→ What is required: Write the next part of the article speculating about a cheaper "NYT Junior" subscription, picking up after its final sentence.
## Start Document excerpt
A spokeswoman tells me there are no details to share yet; it’s just something being tested. But if the Times actually does this, what would the product look like? As a (late) twenty-something, I felt qualified to speculate.

What should it cost?

Not only am I completely capable of reading the adult version of the Times all by myself, I get the print version delivered on the weekends. This is actually kind of a steal because in New York City, where I live, weekend home delivery includes all-digital access and is only $7.20 a week, compared to digital-only access at $8.75 a week. Plus on weekends when I’m not home, I can just cancel delivery for those days, get my account credited and still have digital access all month: That’s why I paid just $11.80 for December, a month when I was traveling a lot, and I probably visited every day that month.

Assuming the NYT doesn’t ban this practice at some point, and I hope they don’t (I don’t do it that often — I swear!), $11.80 is a really good deal for a full month of digital access. Could “NYT Junior” (which I’ll call the concept throughout this piece because it’s apparently how they’re referring to it in-house) conceivably cost less than that? Let’s say they charge $10 to $15 a month for online/tablet/smartphone access, about half of what it costs for everybody now: If the content is limited, that’s a worse deal than what I’m getting now.
## End Document excerpt
## Start Data entries
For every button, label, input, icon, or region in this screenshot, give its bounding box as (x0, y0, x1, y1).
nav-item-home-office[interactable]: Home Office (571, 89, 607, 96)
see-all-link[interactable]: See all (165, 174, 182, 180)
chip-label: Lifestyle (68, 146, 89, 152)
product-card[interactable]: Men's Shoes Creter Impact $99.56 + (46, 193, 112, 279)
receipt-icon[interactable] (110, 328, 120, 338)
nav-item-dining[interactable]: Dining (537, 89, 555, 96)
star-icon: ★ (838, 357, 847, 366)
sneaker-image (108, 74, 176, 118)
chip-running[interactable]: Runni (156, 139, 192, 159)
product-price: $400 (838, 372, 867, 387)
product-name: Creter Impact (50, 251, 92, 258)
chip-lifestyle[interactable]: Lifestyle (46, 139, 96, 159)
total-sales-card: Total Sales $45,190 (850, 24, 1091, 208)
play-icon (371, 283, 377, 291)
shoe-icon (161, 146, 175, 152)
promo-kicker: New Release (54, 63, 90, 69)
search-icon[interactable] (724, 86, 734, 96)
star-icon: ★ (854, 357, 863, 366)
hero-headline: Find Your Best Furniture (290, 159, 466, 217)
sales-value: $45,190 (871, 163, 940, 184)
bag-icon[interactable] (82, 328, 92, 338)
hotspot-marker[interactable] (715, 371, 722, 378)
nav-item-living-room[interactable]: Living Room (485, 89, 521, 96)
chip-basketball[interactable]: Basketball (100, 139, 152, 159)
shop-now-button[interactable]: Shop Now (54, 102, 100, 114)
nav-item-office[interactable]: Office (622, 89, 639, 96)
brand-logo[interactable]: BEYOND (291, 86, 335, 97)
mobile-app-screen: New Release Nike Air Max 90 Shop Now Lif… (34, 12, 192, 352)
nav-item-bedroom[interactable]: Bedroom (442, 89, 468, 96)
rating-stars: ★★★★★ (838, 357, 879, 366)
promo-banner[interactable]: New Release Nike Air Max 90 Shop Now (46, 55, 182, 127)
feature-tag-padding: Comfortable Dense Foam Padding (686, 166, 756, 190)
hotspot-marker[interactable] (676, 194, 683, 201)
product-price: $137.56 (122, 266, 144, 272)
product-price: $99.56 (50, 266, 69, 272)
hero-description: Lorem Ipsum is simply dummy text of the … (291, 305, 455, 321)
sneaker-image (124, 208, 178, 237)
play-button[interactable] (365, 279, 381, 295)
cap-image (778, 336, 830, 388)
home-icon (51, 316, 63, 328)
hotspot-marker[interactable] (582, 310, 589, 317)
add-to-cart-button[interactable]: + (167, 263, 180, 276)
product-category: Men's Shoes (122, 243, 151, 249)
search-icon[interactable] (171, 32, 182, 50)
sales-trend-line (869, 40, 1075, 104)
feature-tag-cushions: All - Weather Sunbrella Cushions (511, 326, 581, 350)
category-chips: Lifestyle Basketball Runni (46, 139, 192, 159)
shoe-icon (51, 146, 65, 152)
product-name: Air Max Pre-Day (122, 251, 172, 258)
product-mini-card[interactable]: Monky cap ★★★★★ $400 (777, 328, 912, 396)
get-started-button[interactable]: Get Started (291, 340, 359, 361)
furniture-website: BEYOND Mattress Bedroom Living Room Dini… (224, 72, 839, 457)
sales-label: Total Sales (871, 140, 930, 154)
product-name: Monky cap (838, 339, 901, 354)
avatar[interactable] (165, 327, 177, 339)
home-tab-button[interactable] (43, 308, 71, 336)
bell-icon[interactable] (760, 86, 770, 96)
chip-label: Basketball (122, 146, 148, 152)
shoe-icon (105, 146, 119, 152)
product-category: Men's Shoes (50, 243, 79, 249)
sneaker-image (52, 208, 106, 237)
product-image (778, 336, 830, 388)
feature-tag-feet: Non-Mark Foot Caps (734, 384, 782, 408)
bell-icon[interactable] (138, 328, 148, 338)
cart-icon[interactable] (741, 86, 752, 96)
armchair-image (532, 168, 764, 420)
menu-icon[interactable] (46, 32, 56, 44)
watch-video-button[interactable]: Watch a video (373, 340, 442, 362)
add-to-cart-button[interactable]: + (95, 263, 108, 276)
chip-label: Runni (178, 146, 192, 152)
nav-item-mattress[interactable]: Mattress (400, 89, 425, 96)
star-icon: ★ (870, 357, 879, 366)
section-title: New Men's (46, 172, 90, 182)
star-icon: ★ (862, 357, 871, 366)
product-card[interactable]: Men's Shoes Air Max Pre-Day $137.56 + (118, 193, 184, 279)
## End Data entries
→ Task result:
Which content would be removed?

“We’ll definitely leave in the Styles section. But let’s take out International, Dining and the Book Review…” This line of thinking, while easy to imagine, would be a mistake. I assume college students and recent grads care most about the sections of the paper that older people also care most about: The investigative reporting, the book review section that’s been cut from so many other newspapers, Paul Krugman — the stuff that can’t be duplicated, the serious coverage that makes the TimesĀ Times-y. Stories like these, meanwhile, seem less fresh despite the fact that they focus on the very millennials the NYT is trying to reach. And much of the coverage that some NYT exec might think is most aimed at a younger audience could be, in fact, the same stuff that is most easily found for free all over the internet.

Can you customize it?

But maybe some twenty-somethings really love the Styles section and couldn’t care less about the book review. So why not offer a customizable package that allows an “entry-level” reader to select the content — by section — that he or she wants to pay for?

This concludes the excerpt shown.